[Entries taken from a collection]

## START

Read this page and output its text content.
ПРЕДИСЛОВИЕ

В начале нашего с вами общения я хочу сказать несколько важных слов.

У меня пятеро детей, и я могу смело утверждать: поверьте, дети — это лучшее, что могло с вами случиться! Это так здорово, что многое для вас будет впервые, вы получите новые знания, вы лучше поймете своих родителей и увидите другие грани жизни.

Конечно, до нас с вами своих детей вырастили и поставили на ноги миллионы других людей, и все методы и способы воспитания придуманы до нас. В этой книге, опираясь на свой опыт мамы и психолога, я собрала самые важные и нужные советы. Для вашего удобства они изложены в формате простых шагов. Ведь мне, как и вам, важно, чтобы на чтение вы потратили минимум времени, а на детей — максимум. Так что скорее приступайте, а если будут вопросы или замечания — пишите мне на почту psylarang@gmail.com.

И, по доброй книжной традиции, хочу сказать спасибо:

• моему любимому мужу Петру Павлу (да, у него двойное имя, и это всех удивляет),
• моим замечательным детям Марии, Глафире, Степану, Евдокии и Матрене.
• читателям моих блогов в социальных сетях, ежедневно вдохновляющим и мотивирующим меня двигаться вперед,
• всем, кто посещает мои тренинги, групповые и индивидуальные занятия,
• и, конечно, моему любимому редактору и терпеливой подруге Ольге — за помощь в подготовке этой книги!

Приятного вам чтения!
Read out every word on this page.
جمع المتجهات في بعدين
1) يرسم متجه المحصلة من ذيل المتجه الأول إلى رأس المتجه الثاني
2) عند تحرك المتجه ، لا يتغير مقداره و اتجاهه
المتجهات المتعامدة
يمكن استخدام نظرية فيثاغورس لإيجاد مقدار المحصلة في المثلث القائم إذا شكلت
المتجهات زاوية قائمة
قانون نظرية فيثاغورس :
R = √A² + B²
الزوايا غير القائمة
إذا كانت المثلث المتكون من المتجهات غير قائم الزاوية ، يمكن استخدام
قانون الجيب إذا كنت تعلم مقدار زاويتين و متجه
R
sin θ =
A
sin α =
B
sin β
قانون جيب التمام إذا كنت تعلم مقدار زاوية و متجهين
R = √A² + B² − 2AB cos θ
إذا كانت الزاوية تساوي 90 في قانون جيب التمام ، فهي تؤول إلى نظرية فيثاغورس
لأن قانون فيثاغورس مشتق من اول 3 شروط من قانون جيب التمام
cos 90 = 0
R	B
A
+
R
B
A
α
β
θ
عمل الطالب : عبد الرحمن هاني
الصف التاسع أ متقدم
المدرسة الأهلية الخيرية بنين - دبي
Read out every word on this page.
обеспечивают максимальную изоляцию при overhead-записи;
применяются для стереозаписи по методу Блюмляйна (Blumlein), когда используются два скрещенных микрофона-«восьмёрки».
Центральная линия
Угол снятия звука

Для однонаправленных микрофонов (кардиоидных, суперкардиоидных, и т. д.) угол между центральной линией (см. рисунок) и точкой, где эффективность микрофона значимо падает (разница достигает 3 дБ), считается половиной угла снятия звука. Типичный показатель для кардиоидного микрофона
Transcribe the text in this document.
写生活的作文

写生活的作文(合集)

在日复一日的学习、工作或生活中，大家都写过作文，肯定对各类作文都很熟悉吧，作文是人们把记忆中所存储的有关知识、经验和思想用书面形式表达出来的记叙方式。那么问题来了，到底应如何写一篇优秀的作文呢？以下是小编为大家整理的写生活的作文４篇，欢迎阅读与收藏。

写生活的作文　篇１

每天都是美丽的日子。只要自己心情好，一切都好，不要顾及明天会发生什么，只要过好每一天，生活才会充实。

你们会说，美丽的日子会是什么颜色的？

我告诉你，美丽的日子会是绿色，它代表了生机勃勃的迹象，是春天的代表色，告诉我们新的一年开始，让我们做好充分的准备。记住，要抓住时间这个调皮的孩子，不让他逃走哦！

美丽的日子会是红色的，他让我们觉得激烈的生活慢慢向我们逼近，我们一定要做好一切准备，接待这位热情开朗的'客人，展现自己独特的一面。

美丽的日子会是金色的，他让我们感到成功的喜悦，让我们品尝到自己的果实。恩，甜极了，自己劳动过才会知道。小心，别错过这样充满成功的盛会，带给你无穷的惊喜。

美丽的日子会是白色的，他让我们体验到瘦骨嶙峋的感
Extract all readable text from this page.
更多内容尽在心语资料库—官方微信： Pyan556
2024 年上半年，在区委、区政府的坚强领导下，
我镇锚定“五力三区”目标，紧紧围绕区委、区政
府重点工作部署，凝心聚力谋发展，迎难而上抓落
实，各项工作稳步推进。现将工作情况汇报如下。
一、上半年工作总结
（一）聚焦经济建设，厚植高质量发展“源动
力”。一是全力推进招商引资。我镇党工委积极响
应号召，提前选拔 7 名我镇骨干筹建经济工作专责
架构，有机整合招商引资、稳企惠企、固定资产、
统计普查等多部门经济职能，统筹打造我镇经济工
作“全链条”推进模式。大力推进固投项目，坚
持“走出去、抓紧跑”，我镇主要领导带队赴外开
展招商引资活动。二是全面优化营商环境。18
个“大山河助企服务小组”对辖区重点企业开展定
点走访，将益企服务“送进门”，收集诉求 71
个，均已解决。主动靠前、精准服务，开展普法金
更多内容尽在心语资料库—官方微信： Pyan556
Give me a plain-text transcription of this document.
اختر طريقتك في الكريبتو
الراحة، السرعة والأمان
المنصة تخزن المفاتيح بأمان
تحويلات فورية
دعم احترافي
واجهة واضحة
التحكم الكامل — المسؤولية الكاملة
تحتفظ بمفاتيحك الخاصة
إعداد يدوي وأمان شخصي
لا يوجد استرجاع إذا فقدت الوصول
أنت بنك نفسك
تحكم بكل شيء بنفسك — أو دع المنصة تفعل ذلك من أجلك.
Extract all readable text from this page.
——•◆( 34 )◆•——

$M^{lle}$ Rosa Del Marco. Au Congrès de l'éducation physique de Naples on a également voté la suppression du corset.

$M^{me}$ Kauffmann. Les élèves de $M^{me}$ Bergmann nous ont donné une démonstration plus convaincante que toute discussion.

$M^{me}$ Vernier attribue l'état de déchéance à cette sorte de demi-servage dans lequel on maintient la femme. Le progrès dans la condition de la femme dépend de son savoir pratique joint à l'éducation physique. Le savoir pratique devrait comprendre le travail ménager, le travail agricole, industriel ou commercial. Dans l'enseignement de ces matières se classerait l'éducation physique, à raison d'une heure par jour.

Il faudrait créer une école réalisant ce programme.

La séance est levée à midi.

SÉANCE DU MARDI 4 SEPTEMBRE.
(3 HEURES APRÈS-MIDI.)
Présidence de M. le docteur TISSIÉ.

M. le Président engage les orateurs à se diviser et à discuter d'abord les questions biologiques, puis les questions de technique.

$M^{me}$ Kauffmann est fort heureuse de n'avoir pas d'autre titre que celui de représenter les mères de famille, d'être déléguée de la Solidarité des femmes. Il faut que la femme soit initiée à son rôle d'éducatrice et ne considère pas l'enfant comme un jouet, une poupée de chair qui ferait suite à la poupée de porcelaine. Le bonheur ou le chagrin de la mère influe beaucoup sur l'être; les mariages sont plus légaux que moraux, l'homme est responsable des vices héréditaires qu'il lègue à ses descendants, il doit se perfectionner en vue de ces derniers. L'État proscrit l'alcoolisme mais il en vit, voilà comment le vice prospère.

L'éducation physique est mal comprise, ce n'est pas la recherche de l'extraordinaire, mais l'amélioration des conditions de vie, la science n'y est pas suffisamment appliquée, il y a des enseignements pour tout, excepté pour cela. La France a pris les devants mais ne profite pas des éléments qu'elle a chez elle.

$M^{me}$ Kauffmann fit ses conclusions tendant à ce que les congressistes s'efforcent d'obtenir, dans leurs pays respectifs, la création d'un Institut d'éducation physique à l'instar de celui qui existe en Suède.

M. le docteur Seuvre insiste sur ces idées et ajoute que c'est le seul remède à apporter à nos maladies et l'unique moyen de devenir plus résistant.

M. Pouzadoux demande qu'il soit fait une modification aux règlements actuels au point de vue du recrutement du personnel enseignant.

## END

▸ **GOAL OF THE EXERCISE**:
Every line of the listing that holds "المنصة" should be found and copied.

▸ **WRITTEN SOLUTION**:
المنصة تخزن المفاتيح بأمان
تحكم بكل شيء بنفسك — أو دع المنصة تفعل ذلك من أجلك.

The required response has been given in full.